STORED DATA ▸
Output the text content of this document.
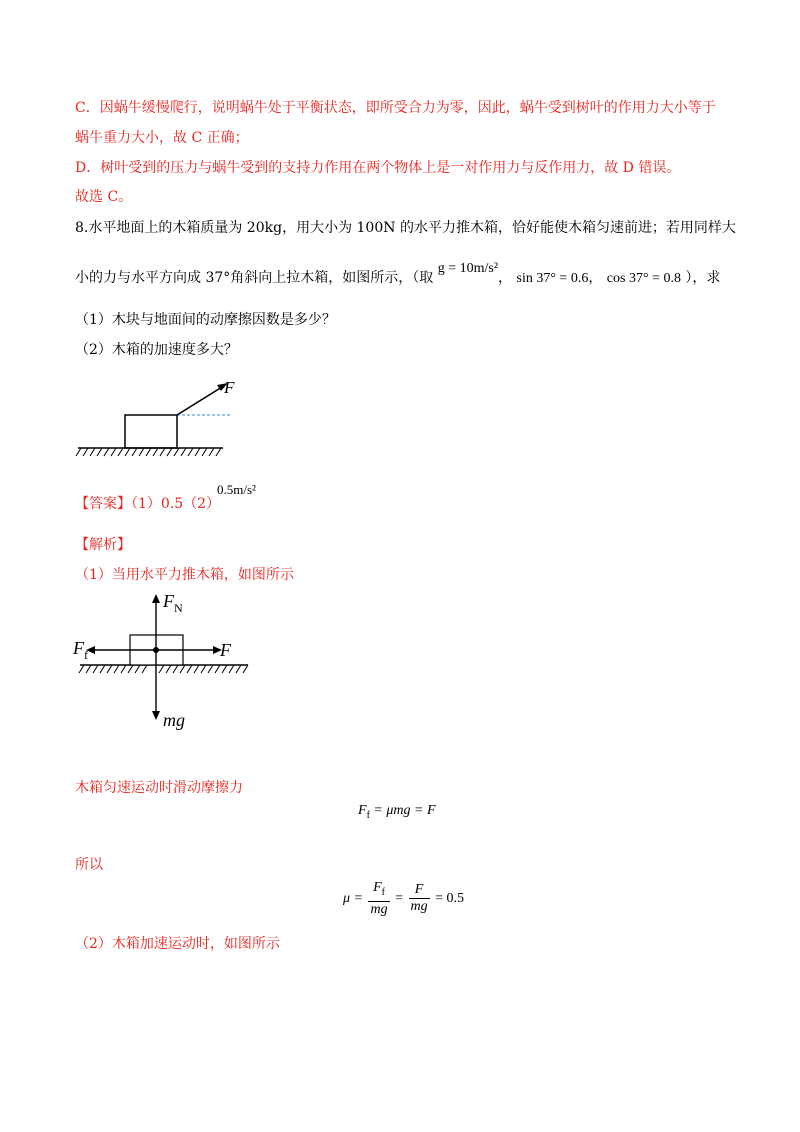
C．因蜗牛缓慢爬行，说明蜗牛处于平衡状态，即所受合力为零，因此，蜗牛受到树叶的作用力大小等于
蜗牛重力大小，故 C 正确；
D．树叶受到的压力与蜗牛受到的支持力作用在两个物体上是一对作用力与反作用力，故 D 错误。
故选 C。
8.水平地面上的木箱质量为 20kg，用大小为 100N 的水平力推木箱，恰好能使木箱匀速前进；若用同样大
小的力与水平方向成 37°角斜向上拉木箱，如图所示，（取 g = 10m/s²， sin 37° = 0.6， cos 37° = 0.8 ），求
（1）木块与地面间的动摩擦因数是多少？
（2）木箱的加速度多大？
F
【答案】（1）0.5（2）
0.5m/s²
【解析】
（1）当用水平力推木箱，如图所示
$F_N$
$F_f$	F
mg
木箱匀速运动时滑动摩擦力
$F_f = \mu mg = F$
所以
$\mu = \frac{F_f}{mg} = \frac{F}{mg} = 0.5$
（2）木箱加速运动时，如图所示
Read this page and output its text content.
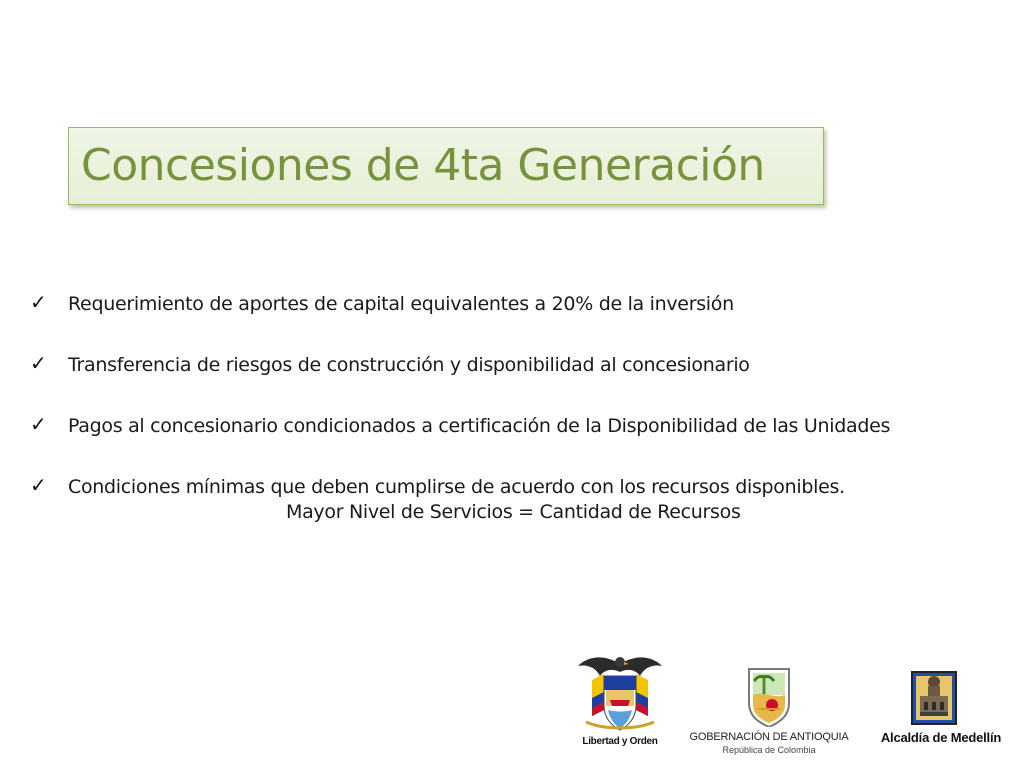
Concesiones de 4ta Generación
✓ Requerimiento de aportes de capital equivalentes a 20% de la inversión
✓ Transferencia de riesgos de construcción y disponibilidad al concesionario
✓ Pagos al concesionario condicionados a certificación de la Disponibilidad de las Unidades
✓ Condiciones mínimas que deben cumplirse de acuerdo con los recursos disponibles.
Mayor Nivel de Servicios = Cantidad de Recursos
Libertad y Orden	GOBERNACIÓN DE ANTIOQUIA
República de Colombia
Alcaldía de Medellín
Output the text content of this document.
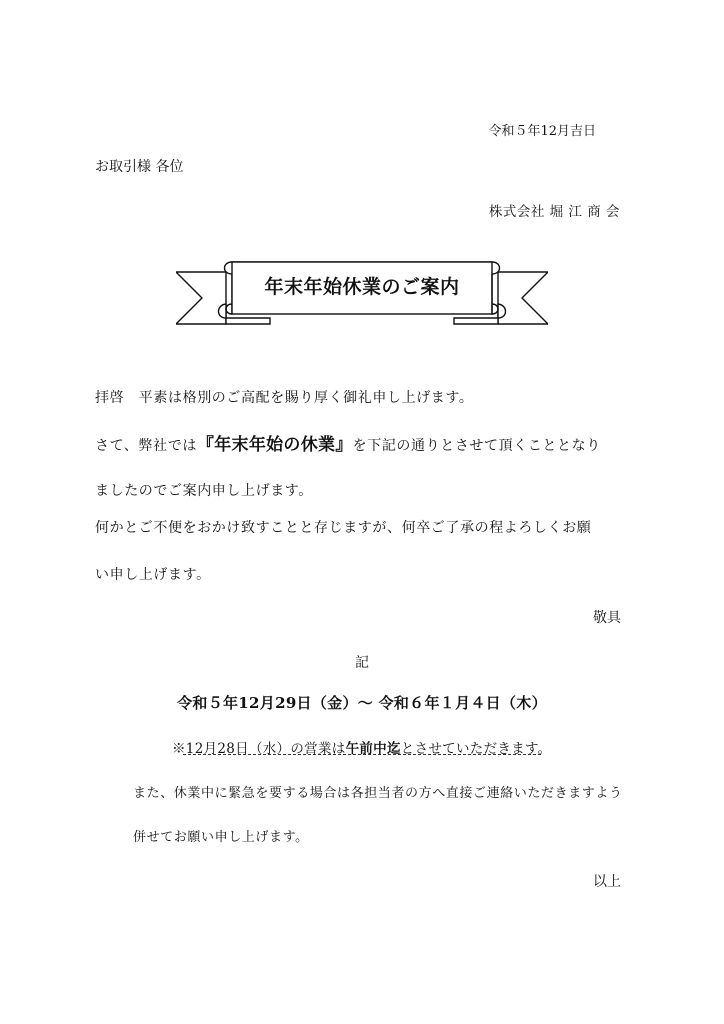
令和５年12月吉日
お取引様 各位
株式会社 堀 江 商 会
年末年始休業のご案内
拝啓　平素は格別のご高配を賜り厚く御礼申し上げます。
さて、弊社では『年末年始の休業』を下記の通りとさせて頂くこととなり
ましたのでご案内申し上げます。
何かとご不便をおかけ致すことと存じますが、何卒ご了承の程よろしくお願
い申し上げます。
敬具
記
令和５年12月29日（金）～ 令和６年１月４日（木）
※12月28日（水）の営業は午前中迄とさせていただきます。
また、休業中に緊急を要する場合は各担当者の方へ直接ご連絡いただきますよう
併せてお願い申し上げます。
以上
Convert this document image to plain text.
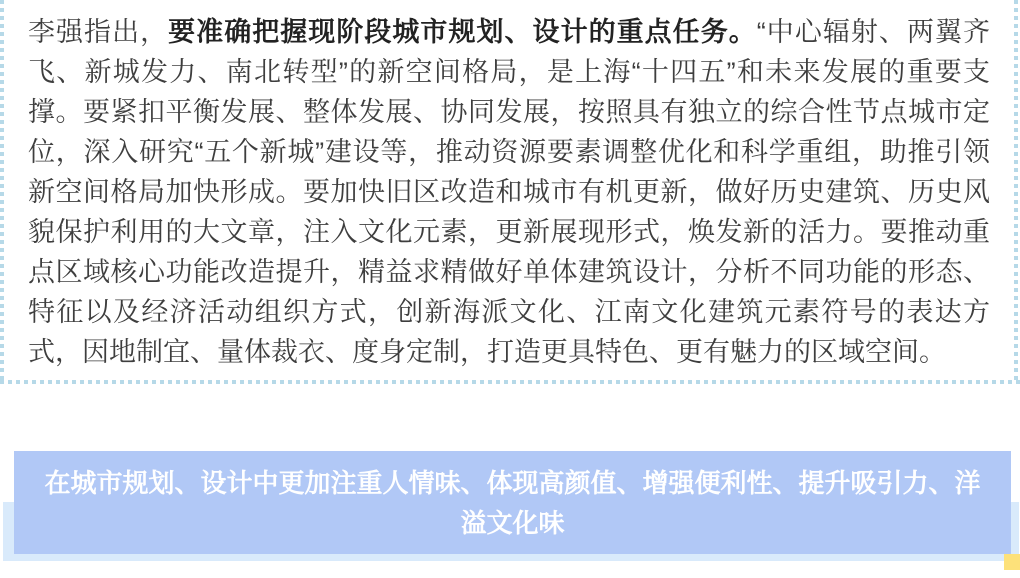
李强指出，要准确把握现阶段城市规划、设计的重点任务。“中心辐射、两翼齐飞、新城发力、南北转型”的新空间格局，是上海“十四五”和未来发展的重要支撑。要紧扣平衡发展、整体发展、协同发展，按照具有独立的综合性节点城市定位，深入研究“五个新城”建设等，推动资源要素调整优化和科学重组，助推引领新空间格局加快形成。要加快旧区改造和城市有机更新，做好历史建筑、历史风貌保护利用的大文章，注入文化元素，更新展现形式，焕发新的活力。要推动重点区域核心功能改造提升，精益求精做好单体建筑设计，分析不同功能的形态、特征以及经济活动组织方式，创新海派文化、江南文化建筑元素符号的表达方式，因地制宜、量体裁衣、度身定制，打造更具特色、更有魅力的区域空间。

在城市规划、设计中更加注重人情味、体现高颜值、增强便利性、提升吸引力、洋溢文化味
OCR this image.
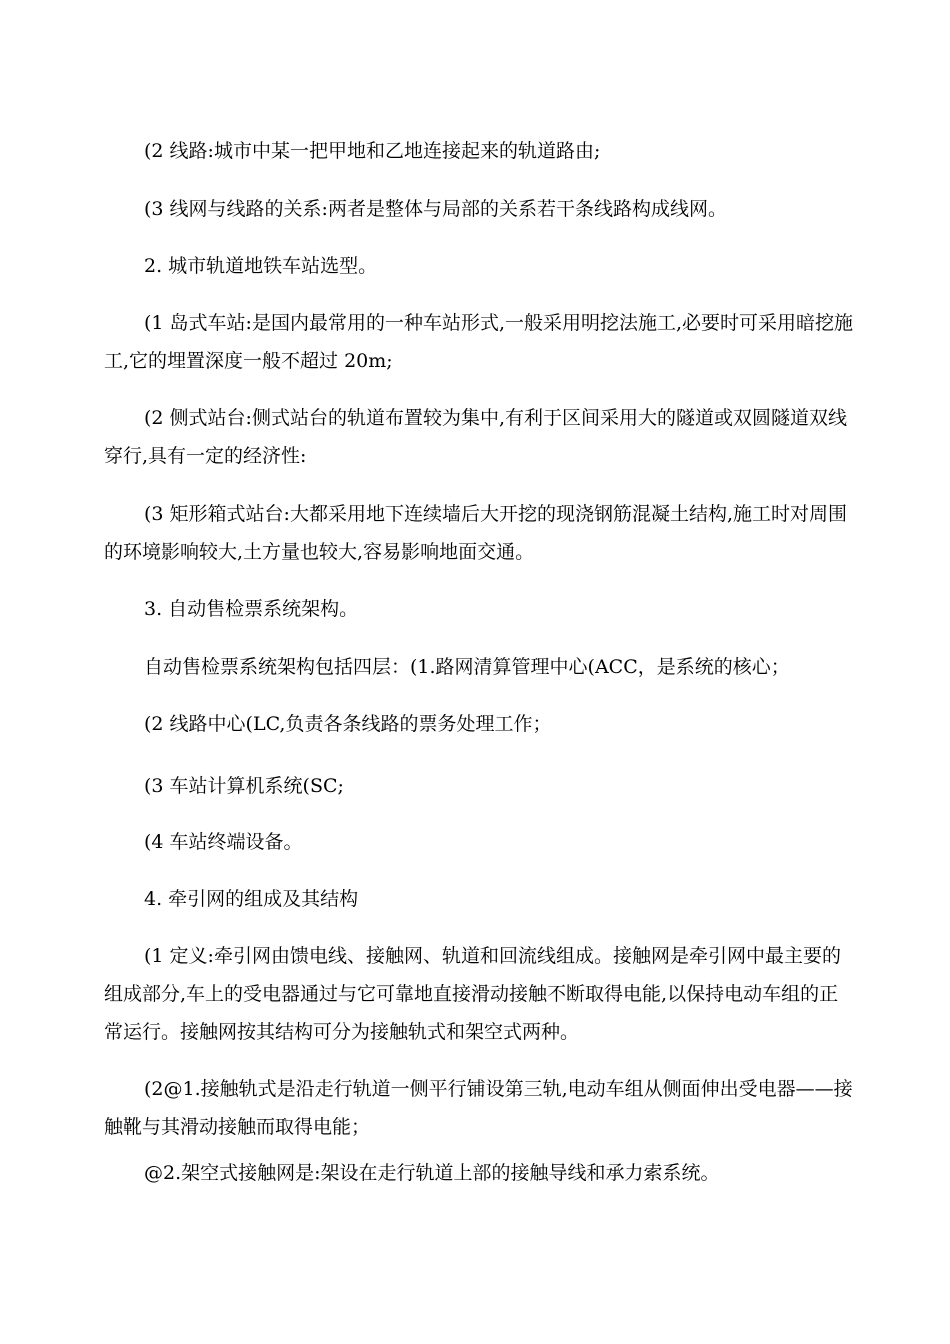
(2 线路:城市中某一把甲地和乙地连接起来的轨道路由;

(3 线网与线路的关系:两者是整体与局部的关系若干条线路构成线网。

2. 城市轨道地铁车站选型。

(1 岛式车站:是国内最常用的一种车站形式,一般采用明挖法施工,必要时可采用暗挖施工,它的埋置深度一般不超过 20m;

(2 侧式站台:侧式站台的轨道布置较为集中,有利于区间采用大的隧道或双圆隧道双线穿行,具有一定的经济性:

(3 矩形箱式站台:大都采用地下连续墙后大开挖的现浇钢筋混凝土结构,施工时对周围的环境影响较大,土方量也较大,容易影响地面交通。

3. 自动售检票系统架构。

自动售检票系统架构包括四层：(1.路网清算管理中心(ACC，是系统的核心；

(2 线路中心(LC,负责各条线路的票务处理工作；

(3 车站计算机系统(SC;

(4 车站终端设备。

4. 牵引网的组成及其结构

(1 定义:牵引网由馈电线、接触网、轨道和回流线组成。接触网是牵引网中最主要的组成部分,车上的受电器通过与它可靠地直接滑动接触不断取得电能,以保持电动车组的正常运行。接触网按其结构可分为接触轨式和架空式两种。

(2@1.接触轨式是沿走行轨道一侧平行铺设第三轨,电动车组从侧面伸出受电器——接触靴与其滑动接触而取得电能；

@2.架空式接触网是:架设在走行轨道上部的接触导线和承力索系统。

DIRECTION ▸
Do not include images; quote all of the entries above exactly.

RESPONSE TO THE EXERCISE ▸
Output the text content of this document.
C．因蜗牛缓慢爬行，说明蜗牛处于平衡状态，即所受合力为零，因此，蜗牛受到树叶的作用力大小等于
蜗牛重力大小，故 C 正确；
D．树叶受到的压力与蜗牛受到的支持力作用在两个物体上是一对作用力与反作用力，故 D 错误。
故选 C。
8.水平地面上的木箱质量为 20kg，用大小为 100N 的水平力推木箱，恰好能使木箱匀速前进；若用同样大
小的力与水平方向成 37°角斜向上拉木箱，如图所示，（取 g = 10m/s²， sin 37° = 0.6， cos 37° = 0.8 ），求
（1）木块与地面间的动摩擦因数是多少？
（2）木箱的加速度多大？
F
【答案】（1）0.5（2）
0.5m/s²
【解析】
（1）当用水平力推木箱，如图所示
$F_N$
$F_f$	F
mg
木箱匀速运动时滑动摩擦力
$F_f = \mu mg = F$
所以
$\mu = \frac{F_f}{mg} = \frac{F}{mg} = 0.5$
（2）木箱加速运动时，如图所示
Read this page and output its text content.
Concesiones de 4ta Generación
✓ Requerimiento de aportes de capital equivalentes a 20% de la inversión
✓ Transferencia de riesgos de construcción y disponibilidad al concesionario
✓ Pagos al concesionario condicionados a certificación de la Disponibilidad de las Unidades
✓ Condiciones mínimas que deben cumplirse de acuerdo con los recursos disponibles.
Mayor Nivel de Servicios = Cantidad de Recursos
Libertad y Orden	GOBERNACIÓN DE ANTIOQUIA
República de Colombia
Alcaldía de Medellín
Output the text content of this document.
令和５年12月吉日
お取引様 各位
株式会社 堀 江 商 会
年末年始休業のご案内
拝啓　平素は格別のご高配を賜り厚く御礼申し上げます。
さて、弊社では『年末年始の休業』を下記の通りとさせて頂くこととなり
ましたのでご案内申し上げます。
何かとご不便をおかけ致すことと存じますが、何卒ご了承の程よろしくお願
い申し上げます。
敬具
記
令和５年12月29日（金）～ 令和６年１月４日（木）
※12月28日（水）の営業は午前中迄とさせていただきます。
また、休業中に緊急を要する場合は各担当者の方へ直接ご連絡いただきますよう
併せてお願い申し上げます。
以上
Convert this document image to plain text.
李强指出，要准确把握现阶段城市规划、设计的重点任务。“中心辐射、两翼齐飞、新城发力、南北转型”的新空间格局，是上海“十四五”和未来发展的重要支撑。要紧扣平衡发展、整体发展、协同发展，按照具有独立的综合性节点城市定位，深入研究“五个新城”建设等，推动资源要素调整优化和科学重组，助推引领新空间格局加快形成。要加快旧区改造和城市有机更新，做好历史建筑、历史风貌保护利用的大文章，注入文化元素，更新展现形式，焕发新的活力。要推动重点区域核心功能改造提升，精益求精做好单体建筑设计，分析不同功能的形态、特征以及经济活动组织方式，创新海派文化、江南文化建筑元素符号的表达方式，因地制宜、量体裁衣、度身定制，打造更具特色、更有魅力的区域空间。

在城市规划、设计中更加注重人情味、体现高颜值、增强便利性、提升吸引力、洋溢文化味
OCR this image.
(2 线路:城市中某一把甲地和乙地连接起来的轨道路由;

(3 线网与线路的关系:两者是整体与局部的关系若干条线路构成线网。

2. 城市轨道地铁车站选型。

(1 岛式车站:是国内最常用的一种车站形式,一般采用明挖法施工,必要时可采用暗挖施工,它的埋置深度一般不超过 20m;

(2 侧式站台:侧式站台的轨道布置较为集中,有利于区间采用大的隧道或双圆隧道双线穿行,具有一定的经济性:

(3 矩形箱式站台:大都采用地下连续墙后大开挖的现浇钢筋混凝土结构,施工时对周围的环境影响较大,土方量也较大,容易影响地面交通。

3. 自动售检票系统架构。

自动售检票系统架构包括四层：(1.路网清算管理中心(ACC，是系统的核心；

(2 线路中心(LC,负责各条线路的票务处理工作；

(3 车站计算机系统(SC;

(4 车站终端设备。

4. 牵引网的组成及其结构

(1 定义:牵引网由馈电线、接触网、轨道和回流线组成。接触网是牵引网中最主要的组成部分,车上的受电器通过与它可靠地直接滑动接触不断取得电能,以保持电动车组的正常运行。接触网按其结构可分为接触轨式和架空式两种。

(2@1.接触轨式是沿走行轨道一侧平行铺设第三轨,电动车组从侧面伸出受电器——接触靴与其滑动接触而取得电能；

@2.架空式接触网是:架设在走行轨道上部的接触导线和承力索系统。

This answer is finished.